◆ REQUIREMENT ◆
Please print every record below exactly as it appears.

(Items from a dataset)
━━━━━━━━━━━━━━━━━━━━━━━━━━━━━━
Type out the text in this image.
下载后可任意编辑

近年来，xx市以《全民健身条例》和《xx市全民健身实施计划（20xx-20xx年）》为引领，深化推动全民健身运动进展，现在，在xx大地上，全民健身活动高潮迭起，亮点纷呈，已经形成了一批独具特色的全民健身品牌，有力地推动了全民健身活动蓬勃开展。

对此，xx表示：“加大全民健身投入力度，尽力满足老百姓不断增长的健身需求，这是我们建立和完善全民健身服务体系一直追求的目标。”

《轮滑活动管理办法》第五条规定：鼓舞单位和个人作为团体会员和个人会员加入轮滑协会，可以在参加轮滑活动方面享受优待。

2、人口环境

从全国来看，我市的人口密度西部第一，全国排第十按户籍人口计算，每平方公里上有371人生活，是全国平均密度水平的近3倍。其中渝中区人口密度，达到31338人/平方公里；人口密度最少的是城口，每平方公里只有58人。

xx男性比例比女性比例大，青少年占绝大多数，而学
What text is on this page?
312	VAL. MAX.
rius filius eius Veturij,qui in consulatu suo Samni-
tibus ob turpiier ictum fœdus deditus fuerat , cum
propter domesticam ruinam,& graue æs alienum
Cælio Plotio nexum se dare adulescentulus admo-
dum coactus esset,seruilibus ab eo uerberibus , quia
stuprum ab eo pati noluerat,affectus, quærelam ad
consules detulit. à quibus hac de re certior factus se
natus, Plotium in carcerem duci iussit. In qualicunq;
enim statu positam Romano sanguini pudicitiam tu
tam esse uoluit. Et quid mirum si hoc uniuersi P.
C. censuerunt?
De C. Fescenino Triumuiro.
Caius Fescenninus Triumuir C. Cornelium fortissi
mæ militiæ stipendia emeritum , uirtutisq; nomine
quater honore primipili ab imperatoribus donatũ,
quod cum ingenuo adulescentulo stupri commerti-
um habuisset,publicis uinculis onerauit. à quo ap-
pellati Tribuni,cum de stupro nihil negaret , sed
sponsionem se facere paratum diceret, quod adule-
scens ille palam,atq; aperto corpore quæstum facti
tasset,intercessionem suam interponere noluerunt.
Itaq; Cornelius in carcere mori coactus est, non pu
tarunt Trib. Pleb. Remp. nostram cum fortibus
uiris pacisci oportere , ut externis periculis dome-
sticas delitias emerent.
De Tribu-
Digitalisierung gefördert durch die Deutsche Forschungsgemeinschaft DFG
━━━━━━━━━━━━━━━━━━━━━━━━━━━━━━
◆ TASK ANSWER ◆
Type out the text in this image.
下载后可任意编辑

近年来，xx市以《全民健身条例》和《xx市全民健身实施计划（20xx-20xx年）》为引领，深化推动全民健身运动进展，现在，在xx大地上，全民健身活动高潮迭起，亮点纷呈，已经形成了一批独具特色的全民健身品牌，有力地推动了全民健身活动蓬勃开展。

对此，xx表示：“加大全民健身投入力度，尽力满足老百姓不断增长的健身需求，这是我们建立和完善全民健身服务体系一直追求的目标。”

《轮滑活动管理办法》第五条规定：鼓舞单位和个人作为团体会员和个人会员加入轮滑协会，可以在参加轮滑活动方面享受优待。

2、人口环境

从全国来看，我市的人口密度西部第一，全国排第十按户籍人口计算，每平方公里上有371人生活，是全国平均密度水平的近3倍。其中渝中区人口密度，达到31338人/平方公里；人口密度最少的是城口，每平方公里只有58人。

xx男性比例比女性比例大，青少年占绝大多数，而学
What text is on this page?
312	VAL. MAX.
rius filius eius Veturij,qui in consulatu suo Samni-
tibus ob turpiier ictum fœdus deditus fuerat , cum
propter domesticam ruinam,& graue æs alienum
Cælio Plotio nexum se dare adulescentulus admo-
dum coactus esset,seruilibus ab eo uerberibus , quia
stuprum ab eo pati noluerat,affectus, quærelam ad
consules detulit. à quibus hac de re certior factus se
natus, Plotium in carcerem duci iussit. In qualicunq;
enim statu positam Romano sanguini pudicitiam tu
tam esse uoluit. Et quid mirum si hoc uniuersi P.
C. censuerunt?
De C. Fescenino Triumuiro.
Caius Fescenninus Triumuir C. Cornelium fortissi
mæ militiæ stipendia emeritum , uirtutisq; nomine
quater honore primipili ab imperatoribus donatũ,
quod cum ingenuo adulescentulo stupri commerti-
um habuisset,publicis uinculis onerauit. à quo ap-
pellati Tribuni,cum de stupro nihil negaret , sed
sponsionem se facere paratum diceret, quod adule-
scens ille palam,atq; aperto corpore quæstum facti
tasset,intercessionem suam interponere noluerunt.
Itaq; Cornelius in carcere mori coactus est, non pu
tarunt Trib. Pleb. Remp. nostram cum fortibus
uiris pacisci oportere , ut externis periculis dome-
sticas delitias emerent.
De Tribu-
Digitalisierung gefördert durch die Deutsche Forschungsgemeinschaft DFG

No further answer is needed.